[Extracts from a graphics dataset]
begin
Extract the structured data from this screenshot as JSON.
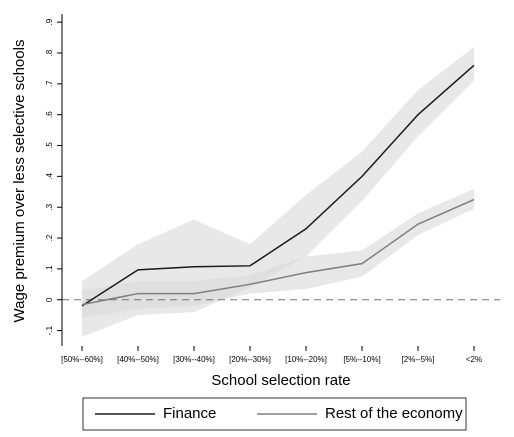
{
  "chart_data": {
    "type": "line",
    "x_label": "School selection rate",
    "y_label": "Wage premium over less selective schools",
    "categories": [
      "[50%--60%]",
      "[40%--50%]",
      "[30%--40%]",
      "[20%--30%]",
      "[10%--20%]",
      "[5%--10%]",
      "[2%--5%]",
      "<2%"
    ],
    "series": [
      {
        "name": "Finance",
        "color": "#1a1a1a",
        "values": [
          -0.02,
          0.097,
          0.107,
          0.11,
          0.23,
          0.4,
          0.6,
          0.76
        ],
        "ci_lower": [
          -0.12,
          -0.05,
          -0.04,
          0.04,
          0.14,
          0.32,
          0.53,
          0.71
        ],
        "ci_upper": [
          0.06,
          0.18,
          0.26,
          0.18,
          0.34,
          0.48,
          0.68,
          0.82
        ]
      },
      {
        "name": "Rest of the economy",
        "color": "#7f7f7f",
        "values": [
          -0.016,
          0.02,
          0.02,
          0.05,
          0.088,
          0.117,
          0.245,
          0.325
        ],
        "ci_lower": [
          -0.06,
          -0.03,
          -0.02,
          0.02,
          0.035,
          0.075,
          0.21,
          0.295
        ],
        "ci_upper": [
          0.03,
          0.06,
          0.06,
          0.08,
          0.14,
          0.16,
          0.28,
          0.36
        ]
      }
    ],
    "band_color": "#d9d9d9",
    "hline": 0,
    "ylim": [
      -0.15,
      0.92
    ],
    "yticks": [
      {
        "value": -0.1,
        "label": "-.1"
      },
      0,
      {
        "value": 0.1,
        "label": ".1"
      },
      {
        "value": 0.2,
        "label": ".2"
      },
      {
        "value": 0.3,
        "label": ".3"
      },
      {
        "value": 0.4,
        "label": ".4"
      },
      {
        "value": 0.5,
        "label": ".5"
      },
      {
        "value": 0.6,
        "label": ".6"
      },
      {
        "value": 0.7,
        "label": ".7"
      },
      {
        "value": 0.8,
        "label": ".8"
      },
      {
        "value": 0.9,
        "label": ".9"
      }
    ],
    "legend": "bottom"
  }
}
end
Request
Restate the whole of the material word for word without the pictures.

Expected answer
Extract the structured data from this screenshot as JSON.
{
  "chart_data": {
    "type": "line",
    "x_label": "School selection rate",
    "y_label": "Wage premium over less selective schools",
    "categories": [
      "[50%--60%]",
      "[40%--50%]",
      "[30%--40%]",
      "[20%--30%]",
      "[10%--20%]",
      "[5%--10%]",
      "[2%--5%]",
      "<2%"
    ],
    "series": [
      {
        "name": "Finance",
        "color": "#1a1a1a",
        "values": [
          -0.02,
          0.097,
          0.107,
          0.11,
          0.23,
          0.4,
          0.6,
          0.76
        ],
        "ci_lower": [
          -0.12,
          -0.05,
          -0.04,
          0.04,
          0.14,
          0.32,
          0.53,
          0.71
        ],
        "ci_upper": [
          0.06,
          0.18,
          0.26,
          0.18,
          0.34,
          0.48,
          0.68,
          0.82
        ]
      },
      {
        "name": "Rest of the economy",
        "color": "#7f7f7f",
        "values": [
          -0.016,
          0.02,
          0.02,
          0.05,
          0.088,
          0.117,
          0.245,
          0.325
        ],
        "ci_lower": [
          -0.06,
          -0.03,
          -0.02,
          0.02,
          0.035,
          0.075,
          0.21,
          0.295
        ],
        "ci_upper": [
          0.03,
          0.06,
          0.06,
          0.08,
          0.14,
          0.16,
          0.28,
          0.36
        ]
      }
    ],
    "band_color": "#d9d9d9",
    "hline": 0,
    "ylim": [
      -0.15,
      0.92
    ],
    "yticks": [
      {
        "value": -0.1,
        "label": "-.1"
      },
      0,
      {
        "value": 0.1,
        "label": ".1"
      },
      {
        "value": 0.2,
        "label": ".2"
      },
      {
        "value": 0.3,
        "label": ".3"
      },
      {
        "value": 0.4,
        "label": ".4"
      },
      {
        "value": 0.5,
        "label": ".5"
      },
      {
        "value": 0.6,
        "label": ".6"
      },
      {
        "value": 0.7,
        "label": ".7"
      },
      {
        "value": 0.8,
        "label": ".8"
      },
      {
        "value": 0.9,
        "label": ".9"
      }
    ],
    "legend": "bottom"
  }
}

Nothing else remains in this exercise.